* TASK INSTRUCTIONS *
Copy out lines with the word "name" from the material that follows.
** START OF GIVEN DATA **
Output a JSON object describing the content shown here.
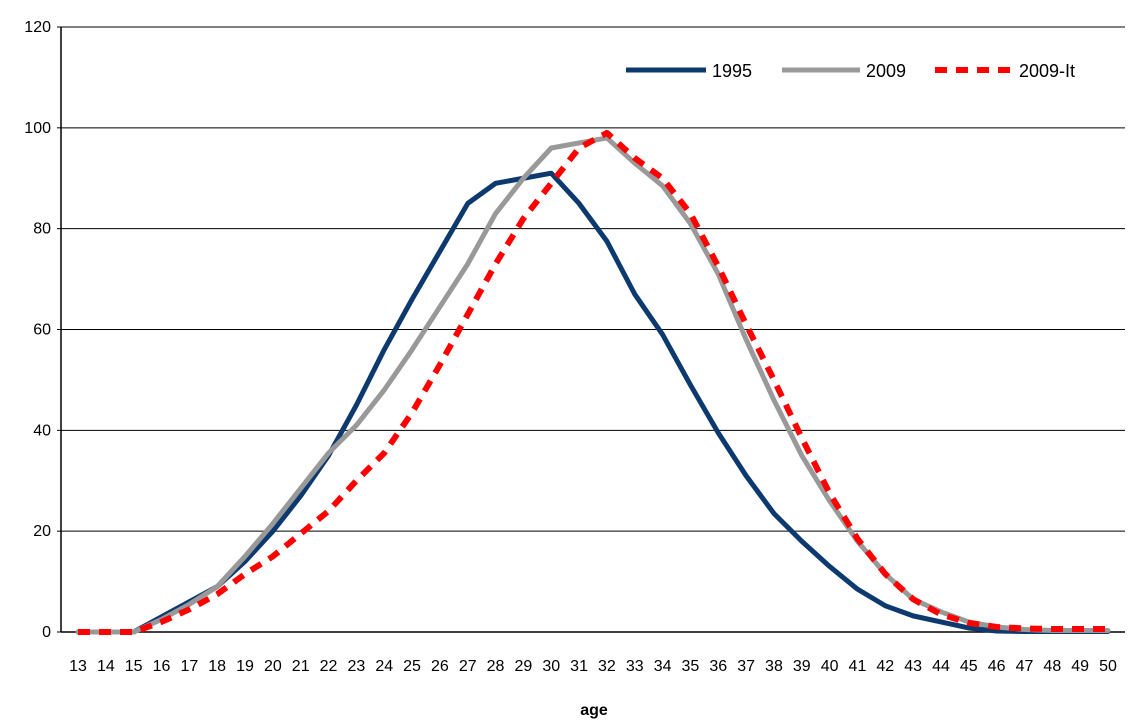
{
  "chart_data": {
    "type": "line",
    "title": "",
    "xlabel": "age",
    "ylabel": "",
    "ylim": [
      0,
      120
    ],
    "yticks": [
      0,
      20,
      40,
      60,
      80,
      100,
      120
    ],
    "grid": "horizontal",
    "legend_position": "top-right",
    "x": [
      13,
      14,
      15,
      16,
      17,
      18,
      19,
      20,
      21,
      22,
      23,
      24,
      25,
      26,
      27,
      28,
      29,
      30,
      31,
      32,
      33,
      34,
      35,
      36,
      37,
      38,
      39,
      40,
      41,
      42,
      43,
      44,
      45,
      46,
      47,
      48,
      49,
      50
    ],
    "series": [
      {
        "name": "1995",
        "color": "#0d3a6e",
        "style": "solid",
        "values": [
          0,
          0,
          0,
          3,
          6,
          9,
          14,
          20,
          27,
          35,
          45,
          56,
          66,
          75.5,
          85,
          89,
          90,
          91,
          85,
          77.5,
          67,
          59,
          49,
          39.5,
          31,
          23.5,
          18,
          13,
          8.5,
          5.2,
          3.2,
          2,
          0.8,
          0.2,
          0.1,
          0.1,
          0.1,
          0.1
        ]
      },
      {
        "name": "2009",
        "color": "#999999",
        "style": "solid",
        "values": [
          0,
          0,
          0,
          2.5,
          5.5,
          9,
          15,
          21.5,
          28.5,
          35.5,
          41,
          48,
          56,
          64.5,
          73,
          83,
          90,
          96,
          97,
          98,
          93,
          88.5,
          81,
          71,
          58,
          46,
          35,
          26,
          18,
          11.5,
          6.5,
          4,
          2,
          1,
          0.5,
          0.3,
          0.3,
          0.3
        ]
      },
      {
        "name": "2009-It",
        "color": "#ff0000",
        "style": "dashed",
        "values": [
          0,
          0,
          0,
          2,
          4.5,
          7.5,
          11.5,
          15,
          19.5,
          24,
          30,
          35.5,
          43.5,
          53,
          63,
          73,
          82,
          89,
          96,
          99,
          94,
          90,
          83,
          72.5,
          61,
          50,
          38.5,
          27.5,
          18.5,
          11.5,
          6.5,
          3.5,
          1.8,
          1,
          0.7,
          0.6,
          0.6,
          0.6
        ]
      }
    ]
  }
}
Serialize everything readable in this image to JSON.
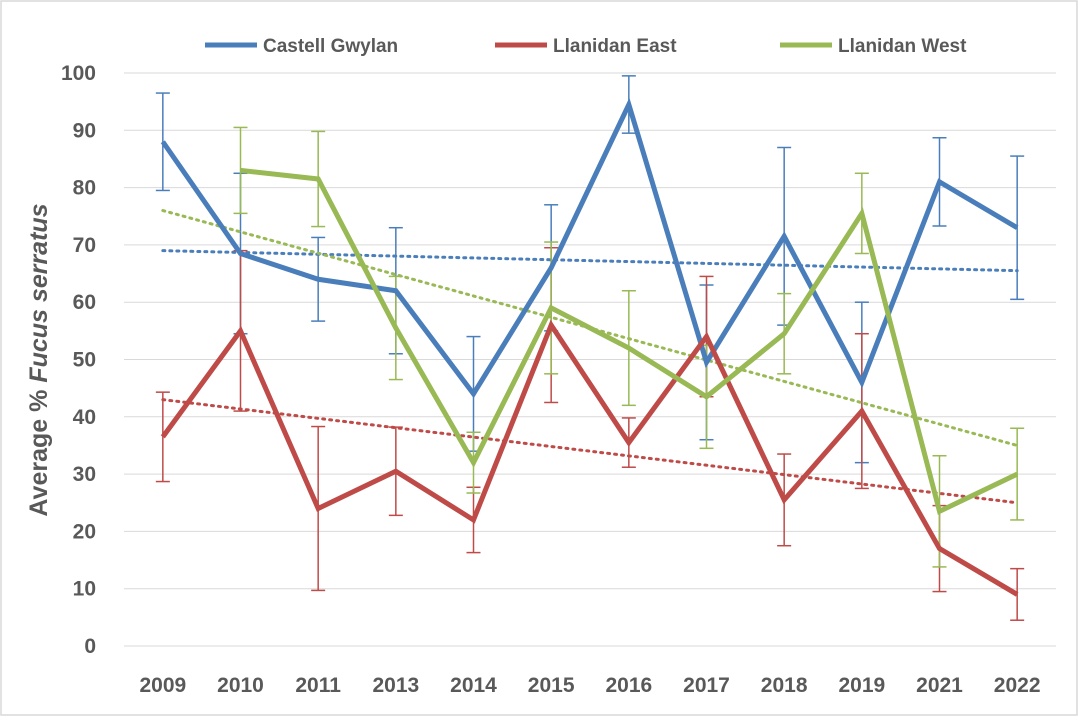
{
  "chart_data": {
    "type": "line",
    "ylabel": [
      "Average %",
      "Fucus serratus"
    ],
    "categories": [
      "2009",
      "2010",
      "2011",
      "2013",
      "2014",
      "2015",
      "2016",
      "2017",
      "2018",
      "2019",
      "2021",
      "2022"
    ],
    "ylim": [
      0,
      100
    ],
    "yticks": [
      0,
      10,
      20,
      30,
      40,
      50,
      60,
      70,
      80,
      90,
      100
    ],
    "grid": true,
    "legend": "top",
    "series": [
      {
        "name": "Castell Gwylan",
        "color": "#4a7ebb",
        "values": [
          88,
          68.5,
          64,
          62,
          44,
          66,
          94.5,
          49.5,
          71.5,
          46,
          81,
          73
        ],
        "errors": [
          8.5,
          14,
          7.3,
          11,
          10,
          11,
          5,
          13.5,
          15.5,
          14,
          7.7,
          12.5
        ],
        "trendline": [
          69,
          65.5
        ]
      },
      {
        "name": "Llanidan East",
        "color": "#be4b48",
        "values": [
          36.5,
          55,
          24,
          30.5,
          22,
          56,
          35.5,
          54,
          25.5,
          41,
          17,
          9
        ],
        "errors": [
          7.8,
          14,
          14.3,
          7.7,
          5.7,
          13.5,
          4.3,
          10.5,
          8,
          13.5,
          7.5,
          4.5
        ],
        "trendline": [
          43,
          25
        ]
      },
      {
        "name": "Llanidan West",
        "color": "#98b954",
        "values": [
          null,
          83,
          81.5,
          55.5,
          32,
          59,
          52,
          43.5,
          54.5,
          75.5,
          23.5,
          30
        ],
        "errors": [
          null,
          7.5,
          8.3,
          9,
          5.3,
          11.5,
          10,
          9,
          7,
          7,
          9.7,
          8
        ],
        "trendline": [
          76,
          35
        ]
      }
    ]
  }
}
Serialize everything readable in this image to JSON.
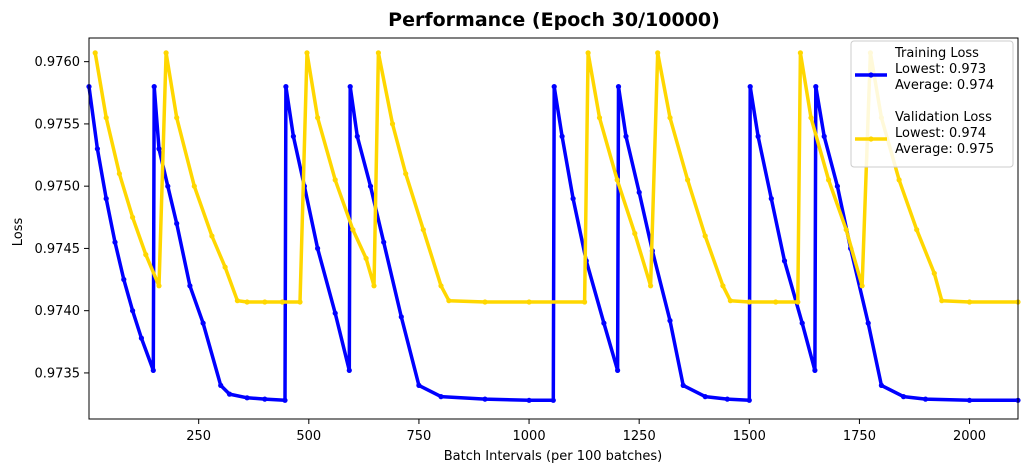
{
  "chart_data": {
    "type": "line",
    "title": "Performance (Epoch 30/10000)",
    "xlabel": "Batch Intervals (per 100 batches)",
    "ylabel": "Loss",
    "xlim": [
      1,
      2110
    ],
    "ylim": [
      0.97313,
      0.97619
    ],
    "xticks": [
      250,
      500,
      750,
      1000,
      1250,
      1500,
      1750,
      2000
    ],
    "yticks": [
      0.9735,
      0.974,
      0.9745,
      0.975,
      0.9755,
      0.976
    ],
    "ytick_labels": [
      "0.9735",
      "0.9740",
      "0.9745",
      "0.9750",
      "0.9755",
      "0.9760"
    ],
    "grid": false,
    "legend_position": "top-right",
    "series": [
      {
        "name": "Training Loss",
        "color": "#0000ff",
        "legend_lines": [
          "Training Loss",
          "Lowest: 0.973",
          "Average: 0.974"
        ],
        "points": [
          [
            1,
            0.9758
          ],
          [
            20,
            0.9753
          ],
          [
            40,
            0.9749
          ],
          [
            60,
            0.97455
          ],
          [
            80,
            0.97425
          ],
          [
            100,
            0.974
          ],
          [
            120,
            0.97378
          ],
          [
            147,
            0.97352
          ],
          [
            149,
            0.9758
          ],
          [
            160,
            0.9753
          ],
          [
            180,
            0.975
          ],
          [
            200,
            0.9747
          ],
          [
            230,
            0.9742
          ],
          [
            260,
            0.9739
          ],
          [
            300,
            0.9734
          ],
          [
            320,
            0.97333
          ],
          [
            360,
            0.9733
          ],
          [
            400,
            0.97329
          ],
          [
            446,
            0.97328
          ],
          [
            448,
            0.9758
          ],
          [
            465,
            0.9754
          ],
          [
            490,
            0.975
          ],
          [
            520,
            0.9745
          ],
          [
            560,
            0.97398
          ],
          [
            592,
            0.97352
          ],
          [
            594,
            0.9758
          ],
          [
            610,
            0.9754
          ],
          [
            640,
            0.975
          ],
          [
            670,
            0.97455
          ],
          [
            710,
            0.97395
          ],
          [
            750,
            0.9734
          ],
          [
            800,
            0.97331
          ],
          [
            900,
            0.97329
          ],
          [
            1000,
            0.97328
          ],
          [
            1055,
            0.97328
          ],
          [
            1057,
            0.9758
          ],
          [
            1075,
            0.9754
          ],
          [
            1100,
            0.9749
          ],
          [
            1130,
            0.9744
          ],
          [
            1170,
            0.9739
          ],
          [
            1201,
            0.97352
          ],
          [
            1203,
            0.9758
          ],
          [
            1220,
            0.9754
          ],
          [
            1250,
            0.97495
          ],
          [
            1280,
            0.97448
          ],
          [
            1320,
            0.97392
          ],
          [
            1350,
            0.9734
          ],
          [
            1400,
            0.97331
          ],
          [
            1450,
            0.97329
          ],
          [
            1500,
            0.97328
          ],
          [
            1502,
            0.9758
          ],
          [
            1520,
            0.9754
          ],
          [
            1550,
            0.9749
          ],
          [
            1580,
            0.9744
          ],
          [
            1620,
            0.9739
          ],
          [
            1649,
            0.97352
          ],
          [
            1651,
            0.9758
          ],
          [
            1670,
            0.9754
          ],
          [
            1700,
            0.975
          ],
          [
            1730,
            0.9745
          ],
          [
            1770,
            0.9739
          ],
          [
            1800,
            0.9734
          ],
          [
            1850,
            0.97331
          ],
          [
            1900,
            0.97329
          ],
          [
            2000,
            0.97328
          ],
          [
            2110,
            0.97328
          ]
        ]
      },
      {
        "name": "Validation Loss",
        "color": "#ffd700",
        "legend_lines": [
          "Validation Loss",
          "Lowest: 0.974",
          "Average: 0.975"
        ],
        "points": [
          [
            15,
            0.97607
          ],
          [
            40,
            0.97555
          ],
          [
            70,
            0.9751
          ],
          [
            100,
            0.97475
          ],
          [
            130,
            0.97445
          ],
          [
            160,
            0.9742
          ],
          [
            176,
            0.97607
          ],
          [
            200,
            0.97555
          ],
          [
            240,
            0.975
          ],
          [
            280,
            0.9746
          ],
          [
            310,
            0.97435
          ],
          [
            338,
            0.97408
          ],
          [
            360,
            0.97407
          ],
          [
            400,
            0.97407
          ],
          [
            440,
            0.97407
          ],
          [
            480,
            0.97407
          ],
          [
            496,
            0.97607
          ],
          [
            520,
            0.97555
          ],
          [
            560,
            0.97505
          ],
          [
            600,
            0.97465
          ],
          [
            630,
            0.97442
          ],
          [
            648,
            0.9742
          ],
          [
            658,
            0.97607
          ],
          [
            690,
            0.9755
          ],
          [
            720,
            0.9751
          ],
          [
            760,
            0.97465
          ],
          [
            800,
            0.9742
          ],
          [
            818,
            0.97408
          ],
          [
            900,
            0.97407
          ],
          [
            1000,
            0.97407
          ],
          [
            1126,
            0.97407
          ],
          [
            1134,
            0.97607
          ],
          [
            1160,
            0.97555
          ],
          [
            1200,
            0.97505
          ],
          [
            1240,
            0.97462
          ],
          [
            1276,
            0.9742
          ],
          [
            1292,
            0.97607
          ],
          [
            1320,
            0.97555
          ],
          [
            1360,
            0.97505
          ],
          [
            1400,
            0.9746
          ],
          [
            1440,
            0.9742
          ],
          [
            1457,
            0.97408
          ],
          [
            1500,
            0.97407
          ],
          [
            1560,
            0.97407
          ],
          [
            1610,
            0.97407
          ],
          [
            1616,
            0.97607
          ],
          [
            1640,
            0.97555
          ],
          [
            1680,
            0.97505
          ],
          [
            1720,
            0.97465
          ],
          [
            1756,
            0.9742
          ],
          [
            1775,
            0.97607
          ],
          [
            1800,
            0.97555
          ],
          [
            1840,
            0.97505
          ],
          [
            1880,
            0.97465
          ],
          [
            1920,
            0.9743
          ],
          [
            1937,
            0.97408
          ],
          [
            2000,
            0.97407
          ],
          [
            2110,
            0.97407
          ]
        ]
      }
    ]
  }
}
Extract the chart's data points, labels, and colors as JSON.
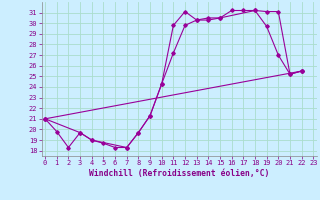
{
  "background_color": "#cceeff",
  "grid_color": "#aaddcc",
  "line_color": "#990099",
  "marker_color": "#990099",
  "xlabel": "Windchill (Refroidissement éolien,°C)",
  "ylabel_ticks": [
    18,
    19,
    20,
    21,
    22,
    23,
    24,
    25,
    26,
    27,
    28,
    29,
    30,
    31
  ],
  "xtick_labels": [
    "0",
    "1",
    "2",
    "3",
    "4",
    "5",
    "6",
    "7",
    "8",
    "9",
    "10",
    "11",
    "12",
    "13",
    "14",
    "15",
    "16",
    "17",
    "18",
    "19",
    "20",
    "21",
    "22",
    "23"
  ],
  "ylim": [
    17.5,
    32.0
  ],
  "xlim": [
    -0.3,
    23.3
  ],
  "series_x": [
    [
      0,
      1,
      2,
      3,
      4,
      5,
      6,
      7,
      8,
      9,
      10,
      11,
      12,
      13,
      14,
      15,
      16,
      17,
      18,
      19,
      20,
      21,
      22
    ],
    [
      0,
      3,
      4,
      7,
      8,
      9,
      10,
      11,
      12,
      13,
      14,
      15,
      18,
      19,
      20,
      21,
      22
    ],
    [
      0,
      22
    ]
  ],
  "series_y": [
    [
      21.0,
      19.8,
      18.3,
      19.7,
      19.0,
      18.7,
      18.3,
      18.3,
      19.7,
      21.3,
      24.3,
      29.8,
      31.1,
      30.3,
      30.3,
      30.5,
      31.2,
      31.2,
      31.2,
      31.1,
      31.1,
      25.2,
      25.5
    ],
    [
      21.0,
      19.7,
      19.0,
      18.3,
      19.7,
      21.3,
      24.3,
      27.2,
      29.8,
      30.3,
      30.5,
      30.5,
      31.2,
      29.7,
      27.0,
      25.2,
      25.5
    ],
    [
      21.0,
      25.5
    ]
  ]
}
** END OF GIVEN DATA **
* ANSWER TO THIS PROBLEM *
        "name": "1995",
        "name": "2009",
        "name": "2009-It",
        "name": "Castell Gwylan",
        "name": "Llanidan East",
        "name": "Llanidan West",
        "name": "Training Loss",
        "name": "Validation Loss",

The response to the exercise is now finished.